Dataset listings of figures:
+--

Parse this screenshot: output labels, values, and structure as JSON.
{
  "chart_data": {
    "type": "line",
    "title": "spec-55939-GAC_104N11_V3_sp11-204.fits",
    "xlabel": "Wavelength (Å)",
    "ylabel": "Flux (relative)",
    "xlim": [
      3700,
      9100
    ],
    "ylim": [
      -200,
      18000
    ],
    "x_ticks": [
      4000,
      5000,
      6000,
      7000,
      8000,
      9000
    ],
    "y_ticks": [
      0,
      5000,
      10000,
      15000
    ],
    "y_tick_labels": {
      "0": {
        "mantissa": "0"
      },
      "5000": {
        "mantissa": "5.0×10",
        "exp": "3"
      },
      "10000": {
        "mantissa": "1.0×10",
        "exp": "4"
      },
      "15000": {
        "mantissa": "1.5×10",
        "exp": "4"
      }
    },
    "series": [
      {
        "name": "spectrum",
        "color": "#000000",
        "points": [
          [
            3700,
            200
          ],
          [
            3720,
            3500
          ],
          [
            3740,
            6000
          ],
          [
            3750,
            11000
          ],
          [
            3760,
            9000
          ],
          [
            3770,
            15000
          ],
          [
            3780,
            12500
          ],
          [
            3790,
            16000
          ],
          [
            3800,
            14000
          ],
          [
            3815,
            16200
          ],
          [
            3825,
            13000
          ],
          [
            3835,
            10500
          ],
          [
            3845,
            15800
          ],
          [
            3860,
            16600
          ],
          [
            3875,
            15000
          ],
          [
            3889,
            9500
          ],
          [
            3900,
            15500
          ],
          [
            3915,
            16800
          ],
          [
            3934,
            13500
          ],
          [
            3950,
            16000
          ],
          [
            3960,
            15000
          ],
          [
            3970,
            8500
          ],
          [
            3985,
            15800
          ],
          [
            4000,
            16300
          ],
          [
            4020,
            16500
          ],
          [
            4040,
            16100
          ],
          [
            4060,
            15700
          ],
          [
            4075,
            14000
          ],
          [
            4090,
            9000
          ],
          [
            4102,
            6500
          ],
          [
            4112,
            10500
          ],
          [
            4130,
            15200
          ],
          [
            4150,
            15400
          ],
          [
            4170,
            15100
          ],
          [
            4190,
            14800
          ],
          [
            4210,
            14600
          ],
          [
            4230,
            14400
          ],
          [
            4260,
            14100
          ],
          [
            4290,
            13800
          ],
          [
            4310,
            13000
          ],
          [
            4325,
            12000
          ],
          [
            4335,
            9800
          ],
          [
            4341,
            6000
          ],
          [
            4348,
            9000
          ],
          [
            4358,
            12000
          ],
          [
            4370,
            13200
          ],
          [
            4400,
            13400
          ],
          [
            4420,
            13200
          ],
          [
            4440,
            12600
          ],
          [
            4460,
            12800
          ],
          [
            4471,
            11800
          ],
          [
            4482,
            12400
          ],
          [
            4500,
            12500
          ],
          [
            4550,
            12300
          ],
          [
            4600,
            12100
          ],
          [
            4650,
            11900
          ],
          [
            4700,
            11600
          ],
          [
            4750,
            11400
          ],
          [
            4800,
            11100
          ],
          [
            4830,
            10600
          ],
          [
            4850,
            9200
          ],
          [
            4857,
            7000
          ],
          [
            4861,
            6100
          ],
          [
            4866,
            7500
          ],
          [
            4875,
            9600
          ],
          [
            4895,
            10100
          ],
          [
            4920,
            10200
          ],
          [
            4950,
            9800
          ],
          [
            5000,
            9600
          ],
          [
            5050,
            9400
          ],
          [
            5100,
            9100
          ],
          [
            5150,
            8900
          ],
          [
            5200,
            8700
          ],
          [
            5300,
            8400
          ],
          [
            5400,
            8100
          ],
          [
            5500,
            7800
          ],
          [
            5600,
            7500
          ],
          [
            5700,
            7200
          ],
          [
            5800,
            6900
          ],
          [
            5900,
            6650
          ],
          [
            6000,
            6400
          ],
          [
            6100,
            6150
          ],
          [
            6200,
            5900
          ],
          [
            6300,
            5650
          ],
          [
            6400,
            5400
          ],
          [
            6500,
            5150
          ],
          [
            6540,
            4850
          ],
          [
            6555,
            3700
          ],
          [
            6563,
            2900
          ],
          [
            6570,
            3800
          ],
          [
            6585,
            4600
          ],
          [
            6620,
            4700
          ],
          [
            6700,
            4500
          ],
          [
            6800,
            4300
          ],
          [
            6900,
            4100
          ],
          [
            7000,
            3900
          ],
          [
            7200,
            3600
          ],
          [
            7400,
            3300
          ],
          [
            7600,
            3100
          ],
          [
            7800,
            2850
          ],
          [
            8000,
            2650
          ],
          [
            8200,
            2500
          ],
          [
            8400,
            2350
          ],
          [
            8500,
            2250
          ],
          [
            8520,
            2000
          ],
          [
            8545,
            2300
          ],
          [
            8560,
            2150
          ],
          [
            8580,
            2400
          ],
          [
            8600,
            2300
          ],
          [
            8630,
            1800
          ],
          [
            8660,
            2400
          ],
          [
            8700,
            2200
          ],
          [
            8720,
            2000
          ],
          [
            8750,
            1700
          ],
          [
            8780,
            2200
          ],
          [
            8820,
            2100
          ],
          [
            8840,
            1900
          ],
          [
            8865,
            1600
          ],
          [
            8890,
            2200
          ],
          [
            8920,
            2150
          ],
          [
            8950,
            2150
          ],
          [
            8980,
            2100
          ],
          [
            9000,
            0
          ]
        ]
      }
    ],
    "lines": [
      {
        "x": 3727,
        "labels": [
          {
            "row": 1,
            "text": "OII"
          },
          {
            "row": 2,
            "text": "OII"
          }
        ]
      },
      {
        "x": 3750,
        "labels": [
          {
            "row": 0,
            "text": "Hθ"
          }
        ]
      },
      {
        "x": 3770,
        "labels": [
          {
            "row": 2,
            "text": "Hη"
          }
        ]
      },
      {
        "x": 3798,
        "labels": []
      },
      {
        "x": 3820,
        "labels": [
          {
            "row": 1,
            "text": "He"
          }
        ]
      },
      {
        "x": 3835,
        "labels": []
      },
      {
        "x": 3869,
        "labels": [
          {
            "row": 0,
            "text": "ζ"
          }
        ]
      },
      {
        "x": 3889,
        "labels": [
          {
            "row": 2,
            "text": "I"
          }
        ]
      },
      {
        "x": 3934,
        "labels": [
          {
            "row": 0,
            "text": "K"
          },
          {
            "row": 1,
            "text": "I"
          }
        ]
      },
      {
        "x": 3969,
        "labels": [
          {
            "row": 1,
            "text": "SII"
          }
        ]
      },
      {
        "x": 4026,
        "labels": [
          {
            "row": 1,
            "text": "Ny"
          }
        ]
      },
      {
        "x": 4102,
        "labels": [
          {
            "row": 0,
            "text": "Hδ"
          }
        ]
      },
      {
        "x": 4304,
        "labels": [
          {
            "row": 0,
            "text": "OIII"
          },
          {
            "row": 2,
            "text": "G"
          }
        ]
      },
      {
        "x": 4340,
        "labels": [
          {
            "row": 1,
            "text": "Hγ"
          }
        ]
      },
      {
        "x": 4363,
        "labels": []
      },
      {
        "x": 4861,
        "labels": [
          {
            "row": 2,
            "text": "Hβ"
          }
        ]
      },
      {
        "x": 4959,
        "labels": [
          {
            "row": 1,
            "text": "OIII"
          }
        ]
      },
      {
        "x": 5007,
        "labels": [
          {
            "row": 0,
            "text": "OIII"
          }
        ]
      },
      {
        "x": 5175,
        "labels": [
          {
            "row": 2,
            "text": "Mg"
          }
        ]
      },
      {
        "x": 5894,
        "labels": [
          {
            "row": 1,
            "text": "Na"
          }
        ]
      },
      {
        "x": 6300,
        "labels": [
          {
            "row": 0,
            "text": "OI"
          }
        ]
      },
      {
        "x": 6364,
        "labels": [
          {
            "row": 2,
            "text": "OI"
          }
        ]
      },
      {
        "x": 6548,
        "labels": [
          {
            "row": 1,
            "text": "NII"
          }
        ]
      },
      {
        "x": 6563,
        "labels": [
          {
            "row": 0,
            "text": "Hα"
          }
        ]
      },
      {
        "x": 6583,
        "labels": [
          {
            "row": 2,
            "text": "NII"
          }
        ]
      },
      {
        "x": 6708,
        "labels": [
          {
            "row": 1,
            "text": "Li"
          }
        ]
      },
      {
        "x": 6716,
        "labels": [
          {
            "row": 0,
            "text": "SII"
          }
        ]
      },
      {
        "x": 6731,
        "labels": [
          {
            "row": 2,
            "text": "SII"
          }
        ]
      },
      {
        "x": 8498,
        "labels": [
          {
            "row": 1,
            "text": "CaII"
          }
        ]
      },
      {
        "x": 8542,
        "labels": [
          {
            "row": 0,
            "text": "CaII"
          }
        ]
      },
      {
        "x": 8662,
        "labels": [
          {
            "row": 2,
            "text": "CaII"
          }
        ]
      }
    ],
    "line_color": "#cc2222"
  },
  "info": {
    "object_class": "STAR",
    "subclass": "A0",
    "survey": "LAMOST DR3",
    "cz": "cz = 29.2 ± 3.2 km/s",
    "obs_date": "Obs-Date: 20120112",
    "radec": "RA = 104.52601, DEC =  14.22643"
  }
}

+--

Task brief
How many lines of these entries contain the string "mantissa"? Reply with the number alone.

Full answer
4